Return the full listing exactly as it is written.

(Figure record listings)
— Start —
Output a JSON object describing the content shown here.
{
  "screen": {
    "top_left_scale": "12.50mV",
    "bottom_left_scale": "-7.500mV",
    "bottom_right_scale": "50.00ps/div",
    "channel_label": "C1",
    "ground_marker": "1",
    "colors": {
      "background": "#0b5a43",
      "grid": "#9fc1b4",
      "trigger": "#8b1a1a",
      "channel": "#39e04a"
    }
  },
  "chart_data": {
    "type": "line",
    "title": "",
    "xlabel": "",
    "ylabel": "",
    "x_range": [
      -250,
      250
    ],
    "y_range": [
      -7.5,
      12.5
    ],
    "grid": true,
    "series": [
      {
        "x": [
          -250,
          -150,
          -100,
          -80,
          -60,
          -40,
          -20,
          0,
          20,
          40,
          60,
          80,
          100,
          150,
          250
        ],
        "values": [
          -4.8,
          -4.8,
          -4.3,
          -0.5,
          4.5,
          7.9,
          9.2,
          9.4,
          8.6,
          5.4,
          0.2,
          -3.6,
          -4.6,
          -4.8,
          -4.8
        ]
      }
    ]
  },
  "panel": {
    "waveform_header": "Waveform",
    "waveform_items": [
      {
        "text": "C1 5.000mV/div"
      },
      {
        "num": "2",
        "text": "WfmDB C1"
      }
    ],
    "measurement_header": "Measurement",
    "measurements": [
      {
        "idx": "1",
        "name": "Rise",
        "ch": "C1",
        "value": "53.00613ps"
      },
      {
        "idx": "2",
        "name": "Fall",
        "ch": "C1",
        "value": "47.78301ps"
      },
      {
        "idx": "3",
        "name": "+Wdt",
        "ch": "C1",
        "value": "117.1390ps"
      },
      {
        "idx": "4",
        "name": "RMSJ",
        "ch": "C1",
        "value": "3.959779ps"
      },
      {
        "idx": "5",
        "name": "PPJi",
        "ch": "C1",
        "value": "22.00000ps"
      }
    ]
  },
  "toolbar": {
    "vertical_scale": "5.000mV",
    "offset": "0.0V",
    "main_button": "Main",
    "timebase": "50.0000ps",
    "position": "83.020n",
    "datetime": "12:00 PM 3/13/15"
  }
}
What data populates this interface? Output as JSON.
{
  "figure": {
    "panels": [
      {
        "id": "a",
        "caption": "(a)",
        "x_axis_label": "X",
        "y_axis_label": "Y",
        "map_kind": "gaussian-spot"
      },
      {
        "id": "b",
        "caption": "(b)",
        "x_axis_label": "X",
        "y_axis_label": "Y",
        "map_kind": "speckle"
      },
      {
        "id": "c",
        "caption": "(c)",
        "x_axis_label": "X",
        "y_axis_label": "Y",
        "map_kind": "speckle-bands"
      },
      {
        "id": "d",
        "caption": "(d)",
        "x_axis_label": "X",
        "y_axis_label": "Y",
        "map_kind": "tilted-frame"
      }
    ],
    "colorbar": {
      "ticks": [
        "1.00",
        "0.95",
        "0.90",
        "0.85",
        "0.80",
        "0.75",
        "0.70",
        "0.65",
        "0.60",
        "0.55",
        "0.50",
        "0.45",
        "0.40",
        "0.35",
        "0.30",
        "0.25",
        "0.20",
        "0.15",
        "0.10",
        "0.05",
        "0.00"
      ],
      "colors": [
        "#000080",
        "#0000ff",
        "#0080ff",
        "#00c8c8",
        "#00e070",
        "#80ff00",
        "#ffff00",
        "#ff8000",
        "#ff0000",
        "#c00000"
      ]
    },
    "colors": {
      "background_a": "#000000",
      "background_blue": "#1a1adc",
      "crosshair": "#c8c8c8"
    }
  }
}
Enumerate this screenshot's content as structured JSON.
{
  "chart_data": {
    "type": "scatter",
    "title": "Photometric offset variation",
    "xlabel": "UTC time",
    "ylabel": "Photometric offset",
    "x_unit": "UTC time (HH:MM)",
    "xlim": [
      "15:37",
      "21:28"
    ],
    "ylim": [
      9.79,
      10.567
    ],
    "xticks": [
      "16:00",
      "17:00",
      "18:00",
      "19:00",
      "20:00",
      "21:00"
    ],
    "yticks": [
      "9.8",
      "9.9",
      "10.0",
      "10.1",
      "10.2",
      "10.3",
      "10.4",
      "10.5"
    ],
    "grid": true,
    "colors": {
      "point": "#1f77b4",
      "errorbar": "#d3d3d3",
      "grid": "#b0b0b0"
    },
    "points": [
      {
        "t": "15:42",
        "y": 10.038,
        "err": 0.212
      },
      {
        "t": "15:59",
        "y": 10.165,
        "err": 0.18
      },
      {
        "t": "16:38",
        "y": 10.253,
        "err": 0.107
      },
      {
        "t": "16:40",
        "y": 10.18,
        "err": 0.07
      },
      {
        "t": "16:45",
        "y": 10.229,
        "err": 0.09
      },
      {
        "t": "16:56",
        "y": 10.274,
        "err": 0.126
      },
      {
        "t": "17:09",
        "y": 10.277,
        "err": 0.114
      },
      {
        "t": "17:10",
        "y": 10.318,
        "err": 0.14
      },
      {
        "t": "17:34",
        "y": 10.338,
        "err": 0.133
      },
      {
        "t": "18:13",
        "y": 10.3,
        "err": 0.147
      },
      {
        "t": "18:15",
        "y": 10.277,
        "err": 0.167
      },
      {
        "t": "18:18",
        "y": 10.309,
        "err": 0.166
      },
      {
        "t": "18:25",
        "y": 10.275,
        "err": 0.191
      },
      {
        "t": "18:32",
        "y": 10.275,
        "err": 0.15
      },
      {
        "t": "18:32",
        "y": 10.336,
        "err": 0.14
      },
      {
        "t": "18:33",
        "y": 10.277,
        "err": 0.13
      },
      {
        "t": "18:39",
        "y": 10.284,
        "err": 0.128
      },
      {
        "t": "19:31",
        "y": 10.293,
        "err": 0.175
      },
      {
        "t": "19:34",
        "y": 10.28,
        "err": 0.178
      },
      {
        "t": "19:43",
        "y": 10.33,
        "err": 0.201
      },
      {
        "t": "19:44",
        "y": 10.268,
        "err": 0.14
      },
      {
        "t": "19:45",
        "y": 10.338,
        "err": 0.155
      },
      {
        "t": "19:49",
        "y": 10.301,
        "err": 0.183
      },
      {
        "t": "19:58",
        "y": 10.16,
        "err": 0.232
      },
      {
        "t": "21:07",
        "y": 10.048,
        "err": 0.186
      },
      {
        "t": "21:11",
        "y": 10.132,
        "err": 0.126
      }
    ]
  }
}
— End —
Full answer:
Output a JSON object describing the content shown here.
{
  "screen": {
    "top_left_scale": "12.50mV",
    "bottom_left_scale": "-7.500mV",
    "bottom_right_scale": "50.00ps/div",
    "channel_label": "C1",
    "ground_marker": "1",
    "colors": {
      "background": "#0b5a43",
      "grid": "#9fc1b4",
      "trigger": "#8b1a1a",
      "channel": "#39e04a"
    }
  },
  "chart_data": {
    "type": "line",
    "title": "",
    "xlabel": "",
    "ylabel": "",
    "x_range": [
      -250,
      250
    ],
    "y_range": [
      -7.5,
      12.5
    ],
    "grid": true,
    "series": [
      {
        "x": [
          -250,
          -150,
          -100,
          -80,
          -60,
          -40,
          -20,
          0,
          20,
          40,
          60,
          80,
          100,
          150,
          250
        ],
        "values": [
          -4.8,
          -4.8,
          -4.3,
          -0.5,
          4.5,
          7.9,
          9.2,
          9.4,
          8.6,
          5.4,
          0.2,
          -3.6,
          -4.6,
          -4.8,
          -4.8
        ]
      }
    ]
  },
  "panel": {
    "waveform_header": "Waveform",
    "waveform_items": [
      {
        "text": "C1 5.000mV/div"
      },
      {
        "num": "2",
        "text": "WfmDB C1"
      }
    ],
    "measurement_header": "Measurement",
    "measurements": [
      {
        "idx": "1",
        "name": "Rise",
        "ch": "C1",
        "value": "53.00613ps"
      },
      {
        "idx": "2",
        "name": "Fall",
        "ch": "C1",
        "value": "47.78301ps"
      },
      {
        "idx": "3",
        "name": "+Wdt",
        "ch": "C1",
        "value": "117.1390ps"
      },
      {
        "idx": "4",
        "name": "RMSJ",
        "ch": "C1",
        "value": "3.959779ps"
      },
      {
        "idx": "5",
        "name": "PPJi",
        "ch": "C1",
        "value": "22.00000ps"
      }
    ]
  },
  "toolbar": {
    "vertical_scale": "5.000mV",
    "offset": "0.0V",
    "main_button": "Main",
    "timebase": "50.0000ps",
    "position": "83.020n",
    "datetime": "12:00 PM 3/13/15"
  }
}
What data populates this interface? Output as JSON.
{
  "figure": {
    "panels": [
      {
        "id": "a",
        "caption": "(a)",
        "x_axis_label": "X",
        "y_axis_label": "Y",
        "map_kind": "gaussian-spot"
      },
      {
        "id": "b",
        "caption": "(b)",
        "x_axis_label": "X",
        "y_axis_label": "Y",
        "map_kind": "speckle"
      },
      {
        "id": "c",
        "caption": "(c)",
        "x_axis_label": "X",
        "y_axis_label": "Y",
        "map_kind": "speckle-bands"
      },
      {
        "id": "d",
        "caption": "(d)",
        "x_axis_label": "X",
        "y_axis_label": "Y",
        "map_kind": "tilted-frame"
      }
    ],
    "colorbar": {
      "ticks": [
        "1.00",
        "0.95",
        "0.90",
        "0.85",
        "0.80",
        "0.75",
        "0.70",
        "0.65",
        "0.60",
        "0.55",
        "0.50",
        "0.45",
        "0.40",
        "0.35",
        "0.30",
        "0.25",
        "0.20",
        "0.15",
        "0.10",
        "0.05",
        "0.00"
      ],
      "colors": [
        "#000080",
        "#0000ff",
        "#0080ff",
        "#00c8c8",
        "#00e070",
        "#80ff00",
        "#ffff00",
        "#ff8000",
        "#ff0000",
        "#c00000"
      ]
    },
    "colors": {
      "background_a": "#000000",
      "background_blue": "#1a1adc",
      "crosshair": "#c8c8c8"
    }
  }
}
Enumerate this screenshot's content as structured JSON.
{
  "chart_data": {
    "type": "scatter",
    "title": "Photometric offset variation",
    "xlabel": "UTC time",
    "ylabel": "Photometric offset",
    "x_unit": "UTC time (HH:MM)",
    "xlim": [
      "15:37",
      "21:28"
    ],
    "ylim": [
      9.79,
      10.567
    ],
    "xticks": [
      "16:00",
      "17:00",
      "18:00",
      "19:00",
      "20:00",
      "21:00"
    ],
    "yticks": [
      "9.8",
      "9.9",
      "10.0",
      "10.1",
      "10.2",
      "10.3",
      "10.4",
      "10.5"
    ],
    "grid": true,
    "colors": {
      "point": "#1f77b4",
      "errorbar": "#d3d3d3",
      "grid": "#b0b0b0"
    },
    "points": [
      {
        "t": "15:42",
        "y": 10.038,
        "err": 0.212
      },
      {
        "t": "15:59",
        "y": 10.165,
        "err": 0.18
      },
      {
        "t": "16:38",
        "y": 10.253,
        "err": 0.107
      },
      {
        "t": "16:40",
        "y": 10.18,
        "err": 0.07
      },
      {
        "t": "16:45",
        "y": 10.229,
        "err": 0.09
      },
      {
        "t": "16:56",
        "y": 10.274,
        "err": 0.126
      },
      {
        "t": "17:09",
        "y": 10.277,
        "err": 0.114
      },
      {
        "t": "17:10",
        "y": 10.318,
        "err": 0.14
      },
      {
        "t": "17:34",
        "y": 10.338,
        "err": 0.133
      },
      {
        "t": "18:13",
        "y": 10.3,
        "err": 0.147
      },
      {
        "t": "18:15",
        "y": 10.277,
        "err": 0.167
      },
      {
        "t": "18:18",
        "y": 10.309,
        "err": 0.166
      },
      {
        "t": "18:25",
        "y": 10.275,
        "err": 0.191
      },
      {
        "t": "18:32",
        "y": 10.275,
        "err": 0.15
      },
      {
        "t": "18:32",
        "y": 10.336,
        "err": 0.14
      },
      {
        "t": "18:33",
        "y": 10.277,
        "err": 0.13
      },
      {
        "t": "18:39",
        "y": 10.284,
        "err": 0.128
      },
      {
        "t": "19:31",
        "y": 10.293,
        "err": 0.175
      },
      {
        "t": "19:34",
        "y": 10.28,
        "err": 0.178
      },
      {
        "t": "19:43",
        "y": 10.33,
        "err": 0.201
      },
      {
        "t": "19:44",
        "y": 10.268,
        "err": 0.14
      },
      {
        "t": "19:45",
        "y": 10.338,
        "err": 0.155
      },
      {
        "t": "19:49",
        "y": 10.301,
        "err": 0.183
      },
      {
        "t": "19:58",
        "y": 10.16,
        "err": 0.232
      },
      {
        "t": "21:07",
        "y": 10.048,
        "err": 0.186
      },
      {
        "t": "21:11",
        "y": 10.132,
        "err": 0.126
      }
    ]
  }
}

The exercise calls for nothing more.